_RECORDS FOR PROCESSING_:
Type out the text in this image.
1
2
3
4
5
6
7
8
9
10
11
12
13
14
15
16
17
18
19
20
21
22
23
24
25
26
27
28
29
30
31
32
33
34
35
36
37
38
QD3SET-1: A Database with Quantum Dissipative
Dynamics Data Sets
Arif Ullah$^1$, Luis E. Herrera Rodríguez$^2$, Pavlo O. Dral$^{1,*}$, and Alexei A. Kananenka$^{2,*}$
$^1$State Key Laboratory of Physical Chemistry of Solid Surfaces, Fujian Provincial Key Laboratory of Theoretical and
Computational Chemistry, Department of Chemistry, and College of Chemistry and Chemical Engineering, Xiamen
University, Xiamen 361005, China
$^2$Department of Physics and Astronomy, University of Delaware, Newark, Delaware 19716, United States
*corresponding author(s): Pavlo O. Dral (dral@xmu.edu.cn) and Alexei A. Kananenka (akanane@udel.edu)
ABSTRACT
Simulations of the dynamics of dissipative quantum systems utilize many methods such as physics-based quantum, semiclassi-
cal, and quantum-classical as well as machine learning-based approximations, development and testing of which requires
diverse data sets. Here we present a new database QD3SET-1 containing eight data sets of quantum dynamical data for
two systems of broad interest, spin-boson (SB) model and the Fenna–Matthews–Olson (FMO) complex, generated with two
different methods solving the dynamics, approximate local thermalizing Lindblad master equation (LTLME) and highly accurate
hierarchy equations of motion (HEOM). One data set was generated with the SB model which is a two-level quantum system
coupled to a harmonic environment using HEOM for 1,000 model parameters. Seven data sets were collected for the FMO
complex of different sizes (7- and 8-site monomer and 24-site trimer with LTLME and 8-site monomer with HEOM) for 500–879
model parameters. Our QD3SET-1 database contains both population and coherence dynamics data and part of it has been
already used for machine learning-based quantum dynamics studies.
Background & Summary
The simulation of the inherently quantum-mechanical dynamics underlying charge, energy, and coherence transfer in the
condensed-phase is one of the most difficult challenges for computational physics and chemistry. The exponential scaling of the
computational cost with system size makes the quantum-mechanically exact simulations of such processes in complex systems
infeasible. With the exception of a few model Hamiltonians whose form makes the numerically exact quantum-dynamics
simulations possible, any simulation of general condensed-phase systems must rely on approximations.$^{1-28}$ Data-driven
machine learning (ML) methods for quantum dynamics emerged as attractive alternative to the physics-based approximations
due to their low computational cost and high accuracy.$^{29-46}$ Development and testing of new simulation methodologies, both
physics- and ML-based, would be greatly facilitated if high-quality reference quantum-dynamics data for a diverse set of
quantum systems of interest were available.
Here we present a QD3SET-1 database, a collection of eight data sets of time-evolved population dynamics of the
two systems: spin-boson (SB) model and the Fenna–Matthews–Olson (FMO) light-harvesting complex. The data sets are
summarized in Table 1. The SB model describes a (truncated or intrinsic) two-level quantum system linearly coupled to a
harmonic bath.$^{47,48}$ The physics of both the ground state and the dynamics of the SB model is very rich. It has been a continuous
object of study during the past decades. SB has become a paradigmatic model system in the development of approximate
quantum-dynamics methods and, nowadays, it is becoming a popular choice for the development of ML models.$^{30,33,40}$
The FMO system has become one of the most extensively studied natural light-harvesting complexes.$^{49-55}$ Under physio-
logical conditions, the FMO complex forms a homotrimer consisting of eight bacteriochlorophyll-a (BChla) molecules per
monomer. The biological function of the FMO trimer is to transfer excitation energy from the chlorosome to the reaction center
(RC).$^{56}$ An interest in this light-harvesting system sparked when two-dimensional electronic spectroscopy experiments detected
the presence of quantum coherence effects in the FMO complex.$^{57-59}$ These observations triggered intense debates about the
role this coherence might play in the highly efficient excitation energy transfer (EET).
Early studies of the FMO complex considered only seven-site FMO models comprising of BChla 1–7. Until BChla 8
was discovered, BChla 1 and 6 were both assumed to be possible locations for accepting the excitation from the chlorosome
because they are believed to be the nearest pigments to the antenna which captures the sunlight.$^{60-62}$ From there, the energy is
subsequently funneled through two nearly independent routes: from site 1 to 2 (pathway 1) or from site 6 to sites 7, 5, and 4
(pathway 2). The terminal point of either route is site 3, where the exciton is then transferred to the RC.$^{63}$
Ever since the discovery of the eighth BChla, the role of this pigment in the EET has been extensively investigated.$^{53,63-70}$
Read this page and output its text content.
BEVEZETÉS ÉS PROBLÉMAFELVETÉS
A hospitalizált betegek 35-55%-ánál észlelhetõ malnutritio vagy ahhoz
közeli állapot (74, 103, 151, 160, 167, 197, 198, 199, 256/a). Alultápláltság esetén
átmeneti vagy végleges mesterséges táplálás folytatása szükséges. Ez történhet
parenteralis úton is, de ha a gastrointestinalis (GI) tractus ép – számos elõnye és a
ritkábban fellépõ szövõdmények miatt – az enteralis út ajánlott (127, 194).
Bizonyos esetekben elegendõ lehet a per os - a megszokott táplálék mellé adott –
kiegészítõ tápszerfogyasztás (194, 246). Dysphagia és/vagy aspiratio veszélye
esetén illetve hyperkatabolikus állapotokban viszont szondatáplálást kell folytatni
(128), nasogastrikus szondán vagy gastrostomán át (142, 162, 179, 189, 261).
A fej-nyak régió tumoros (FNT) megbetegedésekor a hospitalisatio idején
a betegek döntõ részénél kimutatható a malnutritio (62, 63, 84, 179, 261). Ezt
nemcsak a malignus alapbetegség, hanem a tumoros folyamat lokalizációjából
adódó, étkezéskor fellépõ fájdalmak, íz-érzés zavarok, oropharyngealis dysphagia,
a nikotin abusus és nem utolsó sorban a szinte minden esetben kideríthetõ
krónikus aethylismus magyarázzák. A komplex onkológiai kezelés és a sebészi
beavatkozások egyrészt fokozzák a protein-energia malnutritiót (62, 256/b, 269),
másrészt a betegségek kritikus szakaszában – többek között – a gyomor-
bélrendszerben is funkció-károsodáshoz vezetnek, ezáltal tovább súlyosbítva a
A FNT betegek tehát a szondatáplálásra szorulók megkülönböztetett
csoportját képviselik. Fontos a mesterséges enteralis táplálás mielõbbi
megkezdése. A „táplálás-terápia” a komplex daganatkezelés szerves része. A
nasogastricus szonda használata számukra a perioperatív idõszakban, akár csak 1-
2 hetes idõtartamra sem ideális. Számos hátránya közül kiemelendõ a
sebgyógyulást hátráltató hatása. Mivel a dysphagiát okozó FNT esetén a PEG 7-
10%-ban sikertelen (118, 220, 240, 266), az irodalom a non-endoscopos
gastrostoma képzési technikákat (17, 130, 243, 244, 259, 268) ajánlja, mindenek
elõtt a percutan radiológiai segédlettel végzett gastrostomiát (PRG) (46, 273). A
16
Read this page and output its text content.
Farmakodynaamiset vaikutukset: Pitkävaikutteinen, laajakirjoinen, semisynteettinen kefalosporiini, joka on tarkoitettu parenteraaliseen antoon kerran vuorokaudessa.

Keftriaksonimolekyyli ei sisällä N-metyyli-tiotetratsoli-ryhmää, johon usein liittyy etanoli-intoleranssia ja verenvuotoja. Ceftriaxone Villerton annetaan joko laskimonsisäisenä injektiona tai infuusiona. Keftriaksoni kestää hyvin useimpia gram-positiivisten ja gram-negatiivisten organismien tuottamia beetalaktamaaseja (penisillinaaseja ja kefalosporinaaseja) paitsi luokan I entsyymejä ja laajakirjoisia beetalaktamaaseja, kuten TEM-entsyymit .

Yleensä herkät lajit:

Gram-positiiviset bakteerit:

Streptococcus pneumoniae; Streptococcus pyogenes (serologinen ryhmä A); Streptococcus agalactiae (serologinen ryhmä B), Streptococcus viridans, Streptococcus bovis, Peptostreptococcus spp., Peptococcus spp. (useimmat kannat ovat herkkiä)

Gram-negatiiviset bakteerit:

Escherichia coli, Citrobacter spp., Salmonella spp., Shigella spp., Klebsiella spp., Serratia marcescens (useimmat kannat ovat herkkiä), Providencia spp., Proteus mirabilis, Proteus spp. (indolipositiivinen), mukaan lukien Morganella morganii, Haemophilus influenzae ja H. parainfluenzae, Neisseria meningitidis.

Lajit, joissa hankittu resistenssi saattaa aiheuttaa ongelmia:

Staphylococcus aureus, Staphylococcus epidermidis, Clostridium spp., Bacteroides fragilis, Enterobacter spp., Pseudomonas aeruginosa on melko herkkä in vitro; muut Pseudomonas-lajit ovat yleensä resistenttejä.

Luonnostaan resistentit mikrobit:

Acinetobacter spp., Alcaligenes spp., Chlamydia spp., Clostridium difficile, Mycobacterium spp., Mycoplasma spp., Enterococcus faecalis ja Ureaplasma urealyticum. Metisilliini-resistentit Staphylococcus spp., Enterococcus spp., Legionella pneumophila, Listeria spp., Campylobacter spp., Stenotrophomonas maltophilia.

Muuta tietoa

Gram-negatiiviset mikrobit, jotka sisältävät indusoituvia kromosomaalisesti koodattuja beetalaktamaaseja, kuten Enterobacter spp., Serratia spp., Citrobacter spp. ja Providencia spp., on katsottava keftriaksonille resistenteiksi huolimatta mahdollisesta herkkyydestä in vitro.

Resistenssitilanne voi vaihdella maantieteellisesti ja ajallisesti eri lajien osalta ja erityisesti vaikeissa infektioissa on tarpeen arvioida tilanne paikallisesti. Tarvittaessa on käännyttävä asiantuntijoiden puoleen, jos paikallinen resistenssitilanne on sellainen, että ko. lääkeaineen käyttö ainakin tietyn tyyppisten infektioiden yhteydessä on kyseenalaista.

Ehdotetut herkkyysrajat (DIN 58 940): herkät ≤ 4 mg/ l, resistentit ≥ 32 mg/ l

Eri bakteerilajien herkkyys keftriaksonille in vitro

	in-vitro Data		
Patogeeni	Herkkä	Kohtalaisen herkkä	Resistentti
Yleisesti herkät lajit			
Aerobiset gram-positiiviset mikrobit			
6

_EXERCISE_: Scan the listing above, and wherever a line holds the word "komplex", copy it.

_PROBLEM SOLUTION_:
krónikus aethylismus magyarázzák. A komplex onkológiai kezelés és a sebészi
megkezdése. A „táplálás-terápia” a komplex daganatkezelés szerves része. A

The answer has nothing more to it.